## TASK STATEMENT
From the records below, pull each line that has "date".

Stored data
━━━━━━━━━━━━━━━━━━━━━━━━━━━━━━

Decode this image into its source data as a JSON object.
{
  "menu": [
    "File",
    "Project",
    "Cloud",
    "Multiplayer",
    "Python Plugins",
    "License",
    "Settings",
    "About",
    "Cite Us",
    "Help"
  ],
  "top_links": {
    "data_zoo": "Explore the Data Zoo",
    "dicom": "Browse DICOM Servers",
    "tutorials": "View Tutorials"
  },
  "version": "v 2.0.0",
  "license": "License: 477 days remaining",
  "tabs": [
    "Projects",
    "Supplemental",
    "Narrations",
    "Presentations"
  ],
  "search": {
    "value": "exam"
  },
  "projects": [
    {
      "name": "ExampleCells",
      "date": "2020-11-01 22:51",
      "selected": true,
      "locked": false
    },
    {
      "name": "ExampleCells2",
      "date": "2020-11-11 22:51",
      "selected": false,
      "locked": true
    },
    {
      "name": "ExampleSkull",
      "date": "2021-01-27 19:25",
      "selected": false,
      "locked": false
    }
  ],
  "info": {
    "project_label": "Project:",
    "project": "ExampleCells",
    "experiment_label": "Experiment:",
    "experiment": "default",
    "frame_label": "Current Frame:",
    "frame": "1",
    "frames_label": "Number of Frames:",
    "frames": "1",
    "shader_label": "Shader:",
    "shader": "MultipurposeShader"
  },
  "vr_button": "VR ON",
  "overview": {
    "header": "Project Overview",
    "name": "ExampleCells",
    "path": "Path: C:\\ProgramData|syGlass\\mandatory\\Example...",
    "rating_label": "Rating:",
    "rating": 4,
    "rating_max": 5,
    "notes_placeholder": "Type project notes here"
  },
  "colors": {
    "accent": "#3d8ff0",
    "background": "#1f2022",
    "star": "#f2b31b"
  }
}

━━━━━━━━━━━━━━━━━━━━━━━━━━━━━━

## WRITTEN SOLUTION
      "date": "2020-11-01 22:51",
      "date": "2020-11-11 22:51",
      "date": "2021-01-27 19:25",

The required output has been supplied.